Goal:
Return all of the entries exactly, with nothing added or left out.
## Begin
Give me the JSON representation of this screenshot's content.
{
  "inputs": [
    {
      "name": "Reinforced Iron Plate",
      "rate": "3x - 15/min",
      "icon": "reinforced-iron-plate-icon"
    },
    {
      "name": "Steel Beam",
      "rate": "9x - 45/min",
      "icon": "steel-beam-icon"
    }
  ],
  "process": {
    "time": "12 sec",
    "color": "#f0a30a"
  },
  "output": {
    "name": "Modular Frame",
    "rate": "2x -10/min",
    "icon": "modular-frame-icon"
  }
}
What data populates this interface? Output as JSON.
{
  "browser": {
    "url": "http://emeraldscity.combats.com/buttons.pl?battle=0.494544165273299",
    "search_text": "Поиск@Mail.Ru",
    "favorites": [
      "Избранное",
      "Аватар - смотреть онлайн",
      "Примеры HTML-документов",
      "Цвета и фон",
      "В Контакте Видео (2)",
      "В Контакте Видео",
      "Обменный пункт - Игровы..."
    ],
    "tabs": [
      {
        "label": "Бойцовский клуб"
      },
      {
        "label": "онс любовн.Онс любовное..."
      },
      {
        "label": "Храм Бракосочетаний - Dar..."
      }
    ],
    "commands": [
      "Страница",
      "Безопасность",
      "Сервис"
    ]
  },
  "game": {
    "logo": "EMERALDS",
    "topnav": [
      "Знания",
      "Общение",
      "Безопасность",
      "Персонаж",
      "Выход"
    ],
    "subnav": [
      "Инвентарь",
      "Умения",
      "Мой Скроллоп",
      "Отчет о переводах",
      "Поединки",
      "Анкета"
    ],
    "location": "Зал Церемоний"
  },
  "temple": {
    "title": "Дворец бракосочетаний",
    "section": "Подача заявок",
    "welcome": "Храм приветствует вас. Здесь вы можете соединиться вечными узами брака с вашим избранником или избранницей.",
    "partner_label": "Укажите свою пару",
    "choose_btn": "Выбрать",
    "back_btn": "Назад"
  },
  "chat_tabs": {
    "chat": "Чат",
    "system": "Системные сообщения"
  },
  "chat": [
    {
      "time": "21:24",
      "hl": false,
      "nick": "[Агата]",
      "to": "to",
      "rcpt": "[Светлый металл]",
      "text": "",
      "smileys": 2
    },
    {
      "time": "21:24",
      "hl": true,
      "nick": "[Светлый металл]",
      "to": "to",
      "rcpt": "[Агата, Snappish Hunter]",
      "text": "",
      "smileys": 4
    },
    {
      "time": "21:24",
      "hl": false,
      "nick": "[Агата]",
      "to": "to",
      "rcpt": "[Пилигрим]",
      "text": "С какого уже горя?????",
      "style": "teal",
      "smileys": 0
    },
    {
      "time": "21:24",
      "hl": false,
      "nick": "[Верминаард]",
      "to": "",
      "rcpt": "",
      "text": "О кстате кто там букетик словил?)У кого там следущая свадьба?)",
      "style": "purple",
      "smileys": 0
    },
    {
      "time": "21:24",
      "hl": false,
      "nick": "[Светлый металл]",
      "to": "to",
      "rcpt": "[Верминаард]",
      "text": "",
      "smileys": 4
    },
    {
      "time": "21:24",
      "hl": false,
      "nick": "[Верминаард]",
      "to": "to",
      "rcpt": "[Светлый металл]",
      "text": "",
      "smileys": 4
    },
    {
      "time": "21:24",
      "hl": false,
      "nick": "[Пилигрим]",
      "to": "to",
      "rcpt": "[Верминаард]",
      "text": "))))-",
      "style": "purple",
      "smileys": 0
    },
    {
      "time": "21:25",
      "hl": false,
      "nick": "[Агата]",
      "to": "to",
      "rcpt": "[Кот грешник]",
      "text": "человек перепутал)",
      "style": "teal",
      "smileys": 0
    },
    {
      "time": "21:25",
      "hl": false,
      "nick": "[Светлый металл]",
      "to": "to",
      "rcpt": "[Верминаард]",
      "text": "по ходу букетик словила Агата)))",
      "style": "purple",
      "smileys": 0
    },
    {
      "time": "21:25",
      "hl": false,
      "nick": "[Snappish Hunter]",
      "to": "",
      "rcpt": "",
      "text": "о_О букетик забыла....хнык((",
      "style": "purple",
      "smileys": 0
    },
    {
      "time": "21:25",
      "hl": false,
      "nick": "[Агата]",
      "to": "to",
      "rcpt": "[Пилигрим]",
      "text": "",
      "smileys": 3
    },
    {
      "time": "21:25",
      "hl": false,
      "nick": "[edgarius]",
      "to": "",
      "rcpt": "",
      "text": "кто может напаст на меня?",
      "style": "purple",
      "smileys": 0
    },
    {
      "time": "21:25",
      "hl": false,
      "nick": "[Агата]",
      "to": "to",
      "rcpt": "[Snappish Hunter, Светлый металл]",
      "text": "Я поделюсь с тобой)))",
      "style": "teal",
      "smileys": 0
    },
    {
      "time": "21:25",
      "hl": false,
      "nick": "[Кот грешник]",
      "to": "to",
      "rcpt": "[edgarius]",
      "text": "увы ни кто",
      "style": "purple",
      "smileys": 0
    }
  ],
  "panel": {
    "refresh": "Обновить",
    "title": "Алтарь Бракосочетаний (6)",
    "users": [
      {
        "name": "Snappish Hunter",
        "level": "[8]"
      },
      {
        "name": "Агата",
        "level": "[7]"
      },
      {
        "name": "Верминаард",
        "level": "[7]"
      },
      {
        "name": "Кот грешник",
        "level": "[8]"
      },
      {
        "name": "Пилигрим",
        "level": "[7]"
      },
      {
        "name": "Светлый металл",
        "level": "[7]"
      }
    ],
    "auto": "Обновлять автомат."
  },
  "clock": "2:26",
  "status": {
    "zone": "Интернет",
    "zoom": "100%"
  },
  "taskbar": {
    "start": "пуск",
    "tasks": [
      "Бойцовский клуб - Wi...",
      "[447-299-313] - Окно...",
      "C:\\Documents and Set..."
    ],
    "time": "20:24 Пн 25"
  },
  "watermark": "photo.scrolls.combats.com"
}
## End
Right answer:
Give me the JSON representation of this screenshot's content.
{
  "inputs": [
    {
      "name": "Reinforced Iron Plate",
      "rate": "3x - 15/min",
      "icon": "reinforced-iron-plate-icon"
    },
    {
      "name": "Steel Beam",
      "rate": "9x - 45/min",
      "icon": "steel-beam-icon"
    }
  ],
  "process": {
    "time": "12 sec",
    "color": "#f0a30a"
  },
  "output": {
    "name": "Modular Frame",
    "rate": "2x -10/min",
    "icon": "modular-frame-icon"
  }
}
What data populates this interface? Output as JSON.
{
  "browser": {
    "url": "http://emeraldscity.combats.com/buttons.pl?battle=0.494544165273299",
    "search_text": "Поиск@Mail.Ru",
    "favorites": [
      "Избранное",
      "Аватар - смотреть онлайн",
      "Примеры HTML-документов",
      "Цвета и фон",
      "В Контакте Видео (2)",
      "В Контакте Видео",
      "Обменный пункт - Игровы..."
    ],
    "tabs": [
      {
        "label": "Бойцовский клуб"
      },
      {
        "label": "онс любовн.Онс любовное..."
      },
      {
        "label": "Храм Бракосочетаний - Dar..."
      }
    ],
    "commands": [
      "Страница",
      "Безопасность",
      "Сервис"
    ]
  },
  "game": {
    "logo": "EMERALDS",
    "topnav": [
      "Знания",
      "Общение",
      "Безопасность",
      "Персонаж",
      "Выход"
    ],
    "subnav": [
      "Инвентарь",
      "Умения",
      "Мой Скроллоп",
      "Отчет о переводах",
      "Поединки",
      "Анкета"
    ],
    "location": "Зал Церемоний"
  },
  "temple": {
    "title": "Дворец бракосочетаний",
    "section": "Подача заявок",
    "welcome": "Храм приветствует вас. Здесь вы можете соединиться вечными узами брака с вашим избранником или избранницей.",
    "partner_label": "Укажите свою пару",
    "choose_btn": "Выбрать",
    "back_btn": "Назад"
  },
  "chat_tabs": {
    "chat": "Чат",
    "system": "Системные сообщения"
  },
  "chat": [
    {
      "time": "21:24",
      "hl": false,
      "nick": "[Агата]",
      "to": "to",
      "rcpt": "[Светлый металл]",
      "text": "",
      "smileys": 2
    },
    {
      "time": "21:24",
      "hl": true,
      "nick": "[Светлый металл]",
      "to": "to",
      "rcpt": "[Агата, Snappish Hunter]",
      "text": "",
      "smileys": 4
    },
    {
      "time": "21:24",
      "hl": false,
      "nick": "[Агата]",
      "to": "to",
      "rcpt": "[Пилигрим]",
      "text": "С какого уже горя?????",
      "style": "teal",
      "smileys": 0
    },
    {
      "time": "21:24",
      "hl": false,
      "nick": "[Верминаард]",
      "to": "",
      "rcpt": "",
      "text": "О кстате кто там букетик словил?)У кого там следущая свадьба?)",
      "style": "purple",
      "smileys": 0
    },
    {
      "time": "21:24",
      "hl": false,
      "nick": "[Светлый металл]",
      "to": "to",
      "rcpt": "[Верминаард]",
      "text": "",
      "smileys": 4
    },
    {
      "time": "21:24",
      "hl": false,
      "nick": "[Верминаард]",
      "to": "to",
      "rcpt": "[Светлый металл]",
      "text": "",
      "smileys": 4
    },
    {
      "time": "21:24",
      "hl": false,
      "nick": "[Пилигрим]",
      "to": "to",
      "rcpt": "[Верминаард]",
      "text": "))))-",
      "style": "purple",
      "smileys": 0
    },
    {
      "time": "21:25",
      "hl": false,
      "nick": "[Агата]",
      "to": "to",
      "rcpt": "[Кот грешник]",
      "text": "человек перепутал)",
      "style": "teal",
      "smileys": 0
    },
    {
      "time": "21:25",
      "hl": false,
      "nick": "[Светлый металл]",
      "to": "to",
      "rcpt": "[Верминаард]",
      "text": "по ходу букетик словила Агата)))",
      "style": "purple",
      "smileys": 0
    },
    {
      "time": "21:25",
      "hl": false,
      "nick": "[Snappish Hunter]",
      "to": "",
      "rcpt": "",
      "text": "о_О букетик забыла....хнык((",
      "style": "purple",
      "smileys": 0
    },
    {
      "time": "21:25",
      "hl": false,
      "nick": "[Агата]",
      "to": "to",
      "rcpt": "[Пилигрим]",
      "text": "",
      "smileys": 3
    },
    {
      "time": "21:25",
      "hl": false,
      "nick": "[edgarius]",
      "to": "",
      "rcpt": "",
      "text": "кто может напаст на меня?",
      "style": "purple",
      "smileys": 0
    },
    {
      "time": "21:25",
      "hl": false,
      "nick": "[Агата]",
      "to": "to",
      "rcpt": "[Snappish Hunter, Светлый металл]",
      "text": "Я поделюсь с тобой)))",
      "style": "teal",
      "smileys": 0
    },
    {
      "time": "21:25",
      "hl": false,
      "nick": "[Кот грешник]",
      "to": "to",
      "rcpt": "[edgarius]",
      "text": "увы ни кто",
      "style": "purple",
      "smileys": 0
    }
  ],
  "panel": {
    "refresh": "Обновить",
    "title": "Алтарь Бракосочетаний (6)",
    "users": [
      {
        "name": "Snappish Hunter",
        "level": "[8]"
      },
      {
        "name": "Агата",
        "level": "[7]"
      },
      {
        "name": "Верминаард",
        "level": "[7]"
      },
      {
        "name": "Кот грешник",
        "level": "[8]"
      },
      {
        "name": "Пилигрим",
        "level": "[7]"
      },
      {
        "name": "Светлый металл",
        "level": "[7]"
      }
    ],
    "auto": "Обновлять автомат."
  },
  "clock": "2:26",
  "status": {
    "zone": "Интернет",
    "zoom": "100%"
  },
  "taskbar": {
    "start": "пуск",
    "tasks": [
      "Бойцовский клуб - Wi...",
      "[447-299-313] - Окно...",
      "C:\\Documents and Set..."
    ],
    "time": "20:24 Пн 25"
  },
  "watermark": "photo.scrolls.combats.com"
}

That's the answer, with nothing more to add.